WORK TO BE COMPLETED: Find each line with "fonctions" and copy it.

SUPPLIED INFORMATION:
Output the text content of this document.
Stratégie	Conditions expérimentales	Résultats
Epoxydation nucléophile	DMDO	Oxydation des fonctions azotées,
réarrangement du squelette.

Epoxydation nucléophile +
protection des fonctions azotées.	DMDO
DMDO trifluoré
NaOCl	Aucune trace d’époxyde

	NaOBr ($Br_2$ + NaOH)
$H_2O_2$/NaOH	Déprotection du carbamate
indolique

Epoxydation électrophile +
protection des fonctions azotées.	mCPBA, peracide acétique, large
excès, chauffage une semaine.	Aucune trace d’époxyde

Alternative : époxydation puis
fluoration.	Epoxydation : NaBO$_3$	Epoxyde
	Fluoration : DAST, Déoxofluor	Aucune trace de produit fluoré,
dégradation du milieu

FINISHED EXERCISE:
Epoxydation nucléophile	DMDO	Oxydation des fonctions azotées,
protection des fonctions azotées.	DMDO
protection des fonctions azotées.	mCPBA, peracide acétique, large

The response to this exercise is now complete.